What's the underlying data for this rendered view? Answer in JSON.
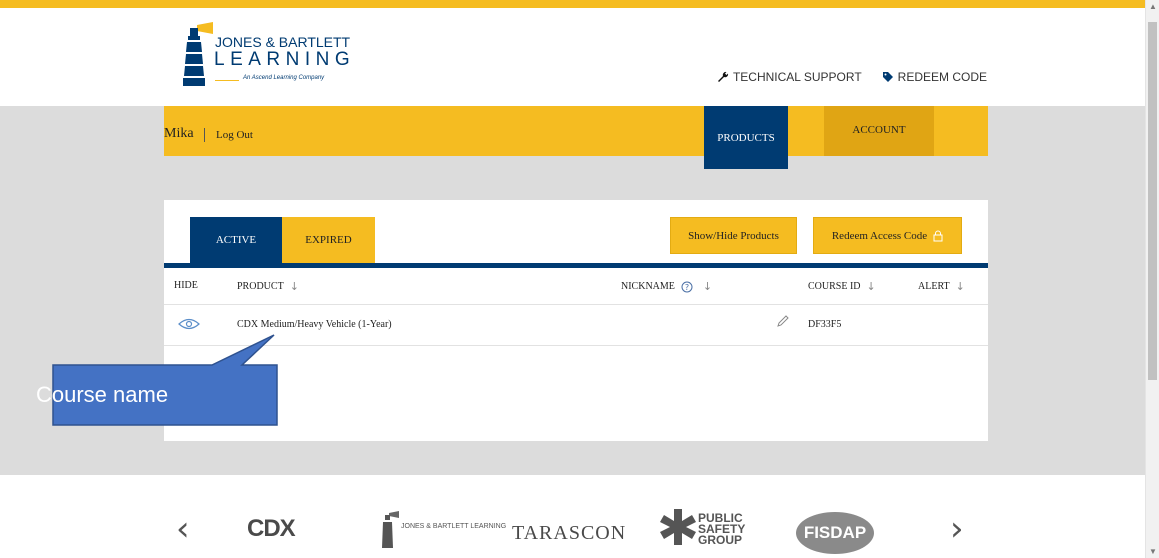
{
  "header": {
    "logo": {
      "line1": "JONES & BARTLETT",
      "line2": "LEARNING",
      "tagline": "An Ascend Learning Company"
    },
    "links": [
      {
        "label": "TECHNICAL SUPPORT",
        "icon": "wrench-icon"
      },
      {
        "label": "REDEEM CODE",
        "icon": "tag-icon"
      }
    ]
  },
  "nav": {
    "user": "Mika",
    "logout": "Log Out",
    "products": "PRODUCTS",
    "account": "ACCOUNT"
  },
  "panel": {
    "tabs": [
      {
        "label": "ACTIVE",
        "active": true
      },
      {
        "label": "EXPIRED",
        "active": false
      }
    ],
    "show_hide_label": "Show/Hide Products",
    "redeem_label": "Redeem Access Code",
    "columns": {
      "hide": "HIDE",
      "product": "PRODUCT",
      "nickname": "NICKNAME",
      "course_id": "COURSE ID",
      "alert": "ALERT"
    },
    "rows": [
      {
        "product": "CDX Medium/Heavy Vehicle (1-Year)",
        "nickname": "",
        "course_id": "DF33F5",
        "alert": ""
      }
    ]
  },
  "annotation": {
    "label": "Course name"
  },
  "footer": {
    "brands": [
      {
        "name": "CDX"
      },
      {
        "name": "JONES & BARTLETT LEARNING"
      },
      {
        "name": "TARASCON"
      },
      {
        "name": "PUBLIC SAFETY GROUP"
      },
      {
        "name": "FISDAP"
      }
    ]
  },
  "colors": {
    "navy": "#003b72",
    "gold": "#f5bc21",
    "gold_dark": "#e0a514",
    "callout": "#4472c4",
    "gray": "#dcdcdc"
  }
}
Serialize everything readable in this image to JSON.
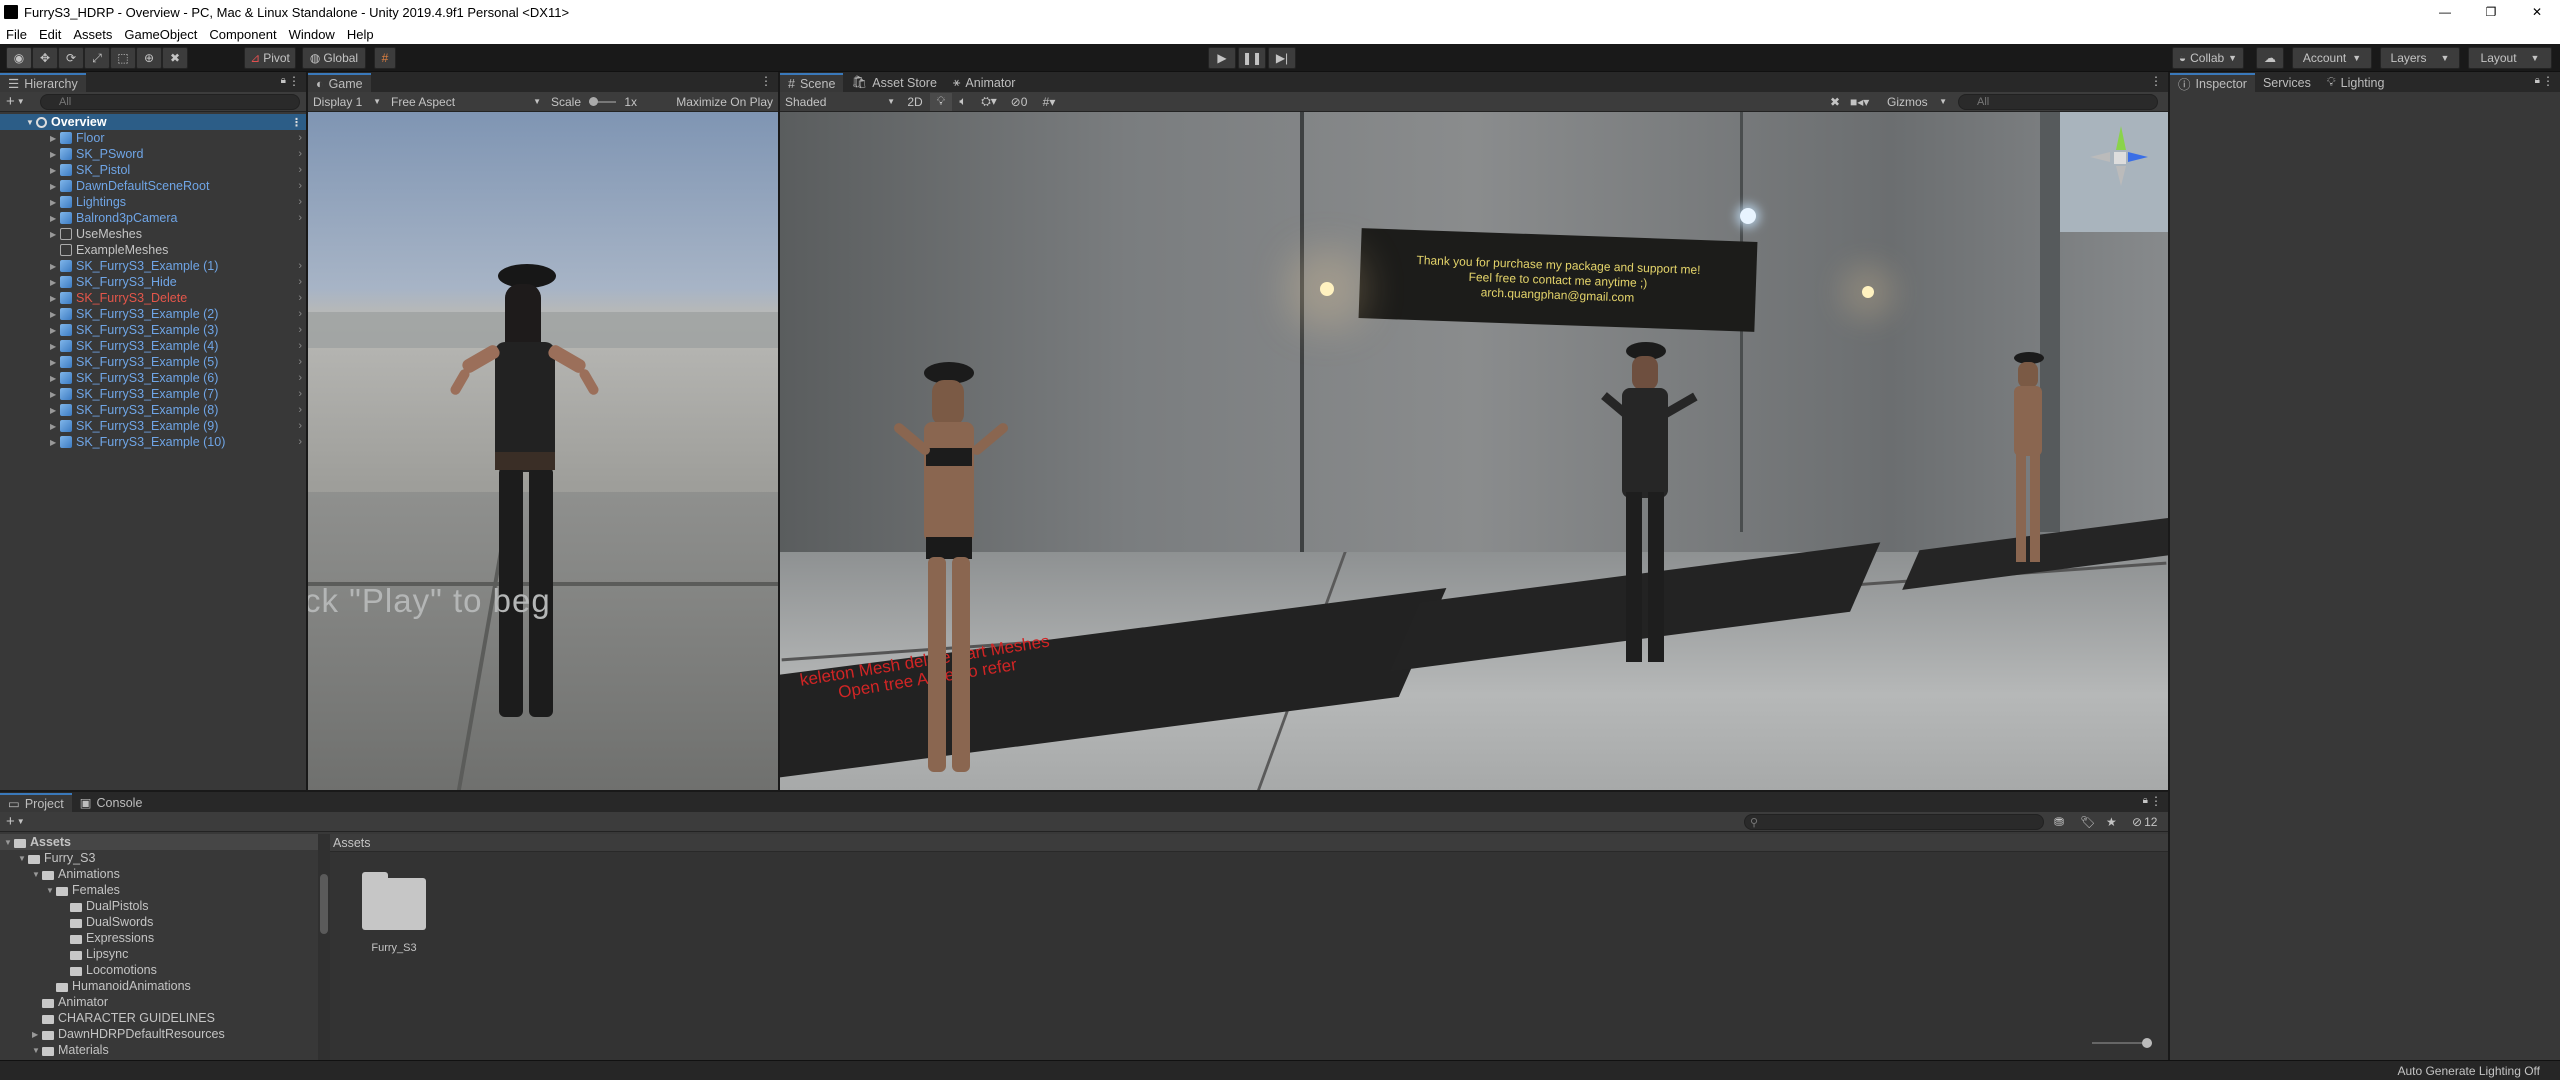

_ _ _ _

* **Prompt**: Return each line exactly as written. Any picture gets left out.

* **The reply**:
What's the underlying data for this rendered view? Answer in JSON.
{
  "header": {
    "logo": {
      "line1": "JONES & BARTLETT",
      "line2": "LEARNING",
      "tagline": "An Ascend Learning Company"
    },
    "links": [
      {
        "label": "TECHNICAL SUPPORT",
        "icon": "wrench-icon"
      },
      {
        "label": "REDEEM CODE",
        "icon": "tag-icon"
      }
    ]
  },
  "nav": {
    "user": "Mika",
    "logout": "Log Out",
    "products": "PRODUCTS",
    "account": "ACCOUNT"
  },
  "panel": {
    "tabs": [
      {
        "label": "ACTIVE",
        "active": true
      },
      {
        "label": "EXPIRED",
        "active": false
      }
    ],
    "show_hide_label": "Show/Hide Products",
    "redeem_label": "Redeem Access Code",
    "columns": {
      "hide": "HIDE",
      "product": "PRODUCT",
      "nickname": "NICKNAME",
      "course_id": "COURSE ID",
      "alert": "ALERT"
    },
    "rows": [
      {
        "product": "CDX Medium/Heavy Vehicle (1-Year)",
        "nickname": "",
        "course_id": "DF33F5",
        "alert": ""
      }
    ]
  },
  "annotation": {
    "label": "Course name"
  },
  "footer": {
    "brands": [
      {
        "name": "CDX"
      },
      {
        "name": "JONES & BARTLETT LEARNING"
      },
      {
        "name": "TARASCON"
      },
      {
        "name": "PUBLIC SAFETY GROUP"
      },
      {
        "name": "FISDAP"
      }
    ]
  },
  "colors": {
    "navy": "#003b72",
    "gold": "#f5bc21",
    "gold_dark": "#e0a514",
    "callout": "#4472c4",
    "gray": "#dcdcdc"
  }
}
Serialize everything readable in this image to JSON.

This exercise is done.